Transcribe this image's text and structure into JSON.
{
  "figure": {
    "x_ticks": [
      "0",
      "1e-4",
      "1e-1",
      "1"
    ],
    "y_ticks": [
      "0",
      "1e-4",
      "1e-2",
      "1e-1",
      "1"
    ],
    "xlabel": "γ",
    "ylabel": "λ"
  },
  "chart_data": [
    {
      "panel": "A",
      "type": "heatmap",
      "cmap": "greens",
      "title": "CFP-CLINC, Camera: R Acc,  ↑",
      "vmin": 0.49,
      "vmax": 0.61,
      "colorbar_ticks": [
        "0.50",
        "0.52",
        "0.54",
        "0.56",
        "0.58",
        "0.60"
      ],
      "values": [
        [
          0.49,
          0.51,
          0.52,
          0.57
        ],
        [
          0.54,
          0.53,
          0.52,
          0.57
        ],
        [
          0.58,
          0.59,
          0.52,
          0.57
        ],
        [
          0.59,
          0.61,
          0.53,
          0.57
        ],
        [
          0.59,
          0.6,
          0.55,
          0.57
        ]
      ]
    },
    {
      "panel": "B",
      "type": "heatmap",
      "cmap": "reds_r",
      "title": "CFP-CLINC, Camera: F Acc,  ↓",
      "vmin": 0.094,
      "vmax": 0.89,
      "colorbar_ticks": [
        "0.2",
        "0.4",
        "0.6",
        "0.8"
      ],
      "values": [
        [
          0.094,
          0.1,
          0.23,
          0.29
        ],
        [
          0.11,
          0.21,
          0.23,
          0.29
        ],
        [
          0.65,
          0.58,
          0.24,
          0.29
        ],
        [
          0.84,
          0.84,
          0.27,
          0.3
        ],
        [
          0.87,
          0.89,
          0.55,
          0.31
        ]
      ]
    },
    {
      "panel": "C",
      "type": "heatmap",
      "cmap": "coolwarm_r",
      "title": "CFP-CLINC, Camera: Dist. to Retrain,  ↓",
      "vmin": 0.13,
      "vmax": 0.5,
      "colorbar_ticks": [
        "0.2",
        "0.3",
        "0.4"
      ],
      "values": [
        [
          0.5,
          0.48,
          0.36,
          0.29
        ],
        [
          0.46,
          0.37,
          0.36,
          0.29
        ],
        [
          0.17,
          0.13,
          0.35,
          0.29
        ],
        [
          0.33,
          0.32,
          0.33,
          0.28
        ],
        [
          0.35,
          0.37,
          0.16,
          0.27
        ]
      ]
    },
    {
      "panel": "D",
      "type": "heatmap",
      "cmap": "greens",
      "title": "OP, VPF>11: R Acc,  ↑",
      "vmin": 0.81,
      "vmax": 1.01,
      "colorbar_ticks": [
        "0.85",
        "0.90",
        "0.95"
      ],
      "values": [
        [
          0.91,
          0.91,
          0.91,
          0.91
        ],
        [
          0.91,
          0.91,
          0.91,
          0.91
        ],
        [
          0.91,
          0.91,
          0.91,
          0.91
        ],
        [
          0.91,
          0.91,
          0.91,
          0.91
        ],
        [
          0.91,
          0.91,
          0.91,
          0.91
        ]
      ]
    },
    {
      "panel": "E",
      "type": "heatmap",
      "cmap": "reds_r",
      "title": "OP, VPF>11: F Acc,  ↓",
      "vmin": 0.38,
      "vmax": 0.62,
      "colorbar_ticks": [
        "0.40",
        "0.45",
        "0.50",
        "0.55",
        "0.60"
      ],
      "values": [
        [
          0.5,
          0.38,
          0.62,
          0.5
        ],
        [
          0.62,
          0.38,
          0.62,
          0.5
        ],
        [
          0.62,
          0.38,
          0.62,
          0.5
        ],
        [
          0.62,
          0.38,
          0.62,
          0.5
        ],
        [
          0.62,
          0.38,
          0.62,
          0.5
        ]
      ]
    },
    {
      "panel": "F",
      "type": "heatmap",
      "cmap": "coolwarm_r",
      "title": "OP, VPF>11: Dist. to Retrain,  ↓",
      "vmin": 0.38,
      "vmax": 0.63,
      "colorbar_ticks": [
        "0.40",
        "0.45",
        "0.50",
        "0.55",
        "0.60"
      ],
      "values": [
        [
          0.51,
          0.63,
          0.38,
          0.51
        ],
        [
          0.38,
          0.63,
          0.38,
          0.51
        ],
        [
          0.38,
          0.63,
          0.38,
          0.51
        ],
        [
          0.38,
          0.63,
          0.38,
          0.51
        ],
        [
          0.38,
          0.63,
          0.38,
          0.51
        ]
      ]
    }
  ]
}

What is expected
Report only a number: how many lines in the material above contain the string "CLINC".

Result for this task
3